### EXERCISE AIM
Every line of the material is to be repeated exactly as it stands.

### STORED ROWS

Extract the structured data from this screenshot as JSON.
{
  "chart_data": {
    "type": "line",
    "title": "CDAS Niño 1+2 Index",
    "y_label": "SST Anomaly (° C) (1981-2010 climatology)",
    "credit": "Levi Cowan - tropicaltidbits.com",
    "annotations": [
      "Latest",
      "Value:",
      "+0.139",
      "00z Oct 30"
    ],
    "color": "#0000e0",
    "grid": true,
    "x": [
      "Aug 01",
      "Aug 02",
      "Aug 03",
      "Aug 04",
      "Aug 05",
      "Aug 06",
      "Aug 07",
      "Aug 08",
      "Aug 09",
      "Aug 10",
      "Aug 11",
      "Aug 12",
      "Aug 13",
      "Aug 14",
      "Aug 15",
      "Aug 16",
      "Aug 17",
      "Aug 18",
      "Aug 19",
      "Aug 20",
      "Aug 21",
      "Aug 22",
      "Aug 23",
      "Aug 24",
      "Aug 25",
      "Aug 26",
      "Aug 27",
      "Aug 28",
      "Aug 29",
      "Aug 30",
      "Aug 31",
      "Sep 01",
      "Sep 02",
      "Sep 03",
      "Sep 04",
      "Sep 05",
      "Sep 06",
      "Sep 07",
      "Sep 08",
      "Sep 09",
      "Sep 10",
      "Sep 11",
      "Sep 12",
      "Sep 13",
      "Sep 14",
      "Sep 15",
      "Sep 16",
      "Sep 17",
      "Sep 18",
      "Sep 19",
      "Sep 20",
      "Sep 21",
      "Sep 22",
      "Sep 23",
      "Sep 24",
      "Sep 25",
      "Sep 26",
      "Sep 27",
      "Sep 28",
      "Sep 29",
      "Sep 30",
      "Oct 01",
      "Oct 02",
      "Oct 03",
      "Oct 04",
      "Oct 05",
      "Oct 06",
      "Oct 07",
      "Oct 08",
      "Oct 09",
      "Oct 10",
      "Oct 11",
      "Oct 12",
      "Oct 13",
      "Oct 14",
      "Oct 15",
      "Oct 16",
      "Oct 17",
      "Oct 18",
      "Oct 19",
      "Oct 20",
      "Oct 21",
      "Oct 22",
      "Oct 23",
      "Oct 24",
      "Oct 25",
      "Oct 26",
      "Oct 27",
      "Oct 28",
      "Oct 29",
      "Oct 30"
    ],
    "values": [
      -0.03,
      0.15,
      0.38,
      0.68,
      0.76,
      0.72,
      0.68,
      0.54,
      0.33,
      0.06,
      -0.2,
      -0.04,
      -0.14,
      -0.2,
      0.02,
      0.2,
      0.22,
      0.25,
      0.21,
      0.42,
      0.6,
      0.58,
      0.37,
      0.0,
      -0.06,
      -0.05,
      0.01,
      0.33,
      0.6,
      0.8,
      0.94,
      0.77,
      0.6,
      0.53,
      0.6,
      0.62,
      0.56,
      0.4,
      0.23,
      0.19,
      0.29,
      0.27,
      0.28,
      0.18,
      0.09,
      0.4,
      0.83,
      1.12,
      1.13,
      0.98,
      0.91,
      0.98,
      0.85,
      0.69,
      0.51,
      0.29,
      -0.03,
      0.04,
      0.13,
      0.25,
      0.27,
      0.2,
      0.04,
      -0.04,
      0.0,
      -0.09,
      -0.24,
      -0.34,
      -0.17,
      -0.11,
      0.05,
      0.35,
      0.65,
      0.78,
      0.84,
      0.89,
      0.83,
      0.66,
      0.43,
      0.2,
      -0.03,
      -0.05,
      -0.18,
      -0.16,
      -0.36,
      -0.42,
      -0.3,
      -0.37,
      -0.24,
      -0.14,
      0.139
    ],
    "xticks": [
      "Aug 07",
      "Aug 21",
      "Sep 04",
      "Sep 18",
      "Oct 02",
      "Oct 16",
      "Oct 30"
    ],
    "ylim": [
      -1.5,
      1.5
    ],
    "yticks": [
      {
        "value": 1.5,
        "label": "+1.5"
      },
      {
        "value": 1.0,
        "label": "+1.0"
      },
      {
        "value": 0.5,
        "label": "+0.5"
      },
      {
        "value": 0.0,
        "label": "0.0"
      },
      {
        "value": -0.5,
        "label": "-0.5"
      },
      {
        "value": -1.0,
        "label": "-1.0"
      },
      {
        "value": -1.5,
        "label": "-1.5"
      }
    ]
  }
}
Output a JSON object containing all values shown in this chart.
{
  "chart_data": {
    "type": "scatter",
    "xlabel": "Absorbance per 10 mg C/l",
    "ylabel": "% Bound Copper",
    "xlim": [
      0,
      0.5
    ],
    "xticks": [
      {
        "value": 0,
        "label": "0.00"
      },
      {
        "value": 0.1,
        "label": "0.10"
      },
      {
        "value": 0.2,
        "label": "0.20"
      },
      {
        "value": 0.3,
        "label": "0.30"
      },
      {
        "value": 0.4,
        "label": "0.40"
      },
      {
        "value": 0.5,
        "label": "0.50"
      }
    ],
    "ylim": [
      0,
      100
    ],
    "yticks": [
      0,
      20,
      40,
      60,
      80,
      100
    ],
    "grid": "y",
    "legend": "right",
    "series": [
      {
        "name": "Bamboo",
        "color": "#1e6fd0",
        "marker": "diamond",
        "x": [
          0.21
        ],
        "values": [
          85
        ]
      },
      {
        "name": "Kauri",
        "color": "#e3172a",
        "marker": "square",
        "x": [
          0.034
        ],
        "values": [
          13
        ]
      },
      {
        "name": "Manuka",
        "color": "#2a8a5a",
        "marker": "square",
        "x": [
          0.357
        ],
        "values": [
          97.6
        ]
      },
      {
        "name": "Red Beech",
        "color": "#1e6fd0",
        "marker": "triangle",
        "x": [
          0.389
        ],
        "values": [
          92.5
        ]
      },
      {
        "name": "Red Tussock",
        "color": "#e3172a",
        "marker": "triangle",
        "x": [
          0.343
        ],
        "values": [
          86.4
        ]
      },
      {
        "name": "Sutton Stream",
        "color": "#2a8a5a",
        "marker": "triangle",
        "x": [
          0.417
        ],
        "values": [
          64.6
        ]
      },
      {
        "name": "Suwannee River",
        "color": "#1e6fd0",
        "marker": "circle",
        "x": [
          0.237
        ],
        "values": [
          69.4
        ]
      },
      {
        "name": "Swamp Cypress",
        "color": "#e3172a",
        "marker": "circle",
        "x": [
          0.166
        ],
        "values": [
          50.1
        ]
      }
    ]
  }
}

### RESPONSE BELOW
Extract the structured data from this screenshot as JSON.
{
  "chart_data": {
    "type": "line",
    "title": "CDAS Niño 1+2 Index",
    "y_label": "SST Anomaly (° C) (1981-2010 climatology)",
    "credit": "Levi Cowan - tropicaltidbits.com",
    "annotations": [
      "Latest",
      "Value:",
      "+0.139",
      "00z Oct 30"
    ],
    "color": "#0000e0",
    "grid": true,
    "x": [
      "Aug 01",
      "Aug 02",
      "Aug 03",
      "Aug 04",
      "Aug 05",
      "Aug 06",
      "Aug 07",
      "Aug 08",
      "Aug 09",
      "Aug 10",
      "Aug 11",
      "Aug 12",
      "Aug 13",
      "Aug 14",
      "Aug 15",
      "Aug 16",
      "Aug 17",
      "Aug 18",
      "Aug 19",
      "Aug 20",
      "Aug 21",
      "Aug 22",
      "Aug 23",
      "Aug 24",
      "Aug 25",
      "Aug 26",
      "Aug 27",
      "Aug 28",
      "Aug 29",
      "Aug 30",
      "Aug 31",
      "Sep 01",
      "Sep 02",
      "Sep 03",
      "Sep 04",
      "Sep 05",
      "Sep 06",
      "Sep 07",
      "Sep 08",
      "Sep 09",
      "Sep 10",
      "Sep 11",
      "Sep 12",
      "Sep 13",
      "Sep 14",
      "Sep 15",
      "Sep 16",
      "Sep 17",
      "Sep 18",
      "Sep 19",
      "Sep 20",
      "Sep 21",
      "Sep 22",
      "Sep 23",
      "Sep 24",
      "Sep 25",
      "Sep 26",
      "Sep 27",
      "Sep 28",
      "Sep 29",
      "Sep 30",
      "Oct 01",
      "Oct 02",
      "Oct 03",
      "Oct 04",
      "Oct 05",
      "Oct 06",
      "Oct 07",
      "Oct 08",
      "Oct 09",
      "Oct 10",
      "Oct 11",
      "Oct 12",
      "Oct 13",
      "Oct 14",
      "Oct 15",
      "Oct 16",
      "Oct 17",
      "Oct 18",
      "Oct 19",
      "Oct 20",
      "Oct 21",
      "Oct 22",
      "Oct 23",
      "Oct 24",
      "Oct 25",
      "Oct 26",
      "Oct 27",
      "Oct 28",
      "Oct 29",
      "Oct 30"
    ],
    "values": [
      -0.03,
      0.15,
      0.38,
      0.68,
      0.76,
      0.72,
      0.68,
      0.54,
      0.33,
      0.06,
      -0.2,
      -0.04,
      -0.14,
      -0.2,
      0.02,
      0.2,
      0.22,
      0.25,
      0.21,
      0.42,
      0.6,
      0.58,
      0.37,
      0.0,
      -0.06,
      -0.05,
      0.01,
      0.33,
      0.6,
      0.8,
      0.94,
      0.77,
      0.6,
      0.53,
      0.6,
      0.62,
      0.56,
      0.4,
      0.23,
      0.19,
      0.29,
      0.27,
      0.28,
      0.18,
      0.09,
      0.4,
      0.83,
      1.12,
      1.13,
      0.98,
      0.91,
      0.98,
      0.85,
      0.69,
      0.51,
      0.29,
      -0.03,
      0.04,
      0.13,
      0.25,
      0.27,
      0.2,
      0.04,
      -0.04,
      0.0,
      -0.09,
      -0.24,
      -0.34,
      -0.17,
      -0.11,
      0.05,
      0.35,
      0.65,
      0.78,
      0.84,
      0.89,
      0.83,
      0.66,
      0.43,
      0.2,
      -0.03,
      -0.05,
      -0.18,
      -0.16,
      -0.36,
      -0.42,
      -0.3,
      -0.37,
      -0.24,
      -0.14,
      0.139
    ],
    "xticks": [
      "Aug 07",
      "Aug 21",
      "Sep 04",
      "Sep 18",
      "Oct 02",
      "Oct 16",
      "Oct 30"
    ],
    "ylim": [
      -1.5,
      1.5
    ],
    "yticks": [
      {
        "value": 1.5,
        "label": "+1.5"
      },
      {
        "value": 1.0,
        "label": "+1.0"
      },
      {
        "value": 0.5,
        "label": "+0.5"
      },
      {
        "value": 0.0,
        "label": "0.0"
      },
      {
        "value": -0.5,
        "label": "-0.5"
      },
      {
        "value": -1.0,
        "label": "-1.0"
      },
      {
        "value": -1.5,
        "label": "-1.5"
      }
    ]
  }
}
Output a JSON object containing all values shown in this chart.
{
  "chart_data": {
    "type": "scatter",
    "xlabel": "Absorbance per 10 mg C/l",
    "ylabel": "% Bound Copper",
    "xlim": [
      0,
      0.5
    ],
    "xticks": [
      {
        "value": 0,
        "label": "0.00"
      },
      {
        "value": 0.1,
        "label": "0.10"
      },
      {
        "value": 0.2,
        "label": "0.20"
      },
      {
        "value": 0.3,
        "label": "0.30"
      },
      {
        "value": 0.4,
        "label": "0.40"
      },
      {
        "value": 0.5,
        "label": "0.50"
      }
    ],
    "ylim": [
      0,
      100
    ],
    "yticks": [
      0,
      20,
      40,
      60,
      80,
      100
    ],
    "grid": "y",
    "legend": "right",
    "series": [
      {
        "name": "Bamboo",
        "color": "#1e6fd0",
        "marker": "diamond",
        "x": [
          0.21
        ],
        "values": [
          85
        ]
      },
      {
        "name": "Kauri",
        "color": "#e3172a",
        "marker": "square",
        "x": [
          0.034
        ],
        "values": [
          13
        ]
      },
      {
        "name": "Manuka",
        "color": "#2a8a5a",
        "marker": "square",
        "x": [
          0.357
        ],
        "values": [
          97.6
        ]
      },
      {
        "name": "Red Beech",
        "color": "#1e6fd0",
        "marker": "triangle",
        "x": [
          0.389
        ],
        "values": [
          92.5
        ]
      },
      {
        "name": "Red Tussock",
        "color": "#e3172a",
        "marker": "triangle",
        "x": [
          0.343
        ],
        "values": [
          86.4
        ]
      },
      {
        "name": "Sutton Stream",
        "color": "#2a8a5a",
        "marker": "triangle",
        "x": [
          0.417
        ],
        "values": [
          64.6
        ]
      },
      {
        "name": "Suwannee River",
        "color": "#1e6fd0",
        "marker": "circle",
        "x": [
          0.237
        ],
        "values": [
          69.4
        ]
      },
      {
        "name": "Swamp Cypress",
        "color": "#e3172a",
        "marker": "circle",
        "x": [
          0.166
        ],
        "values": [
          50.1
        ]
      }
    ]
  }
}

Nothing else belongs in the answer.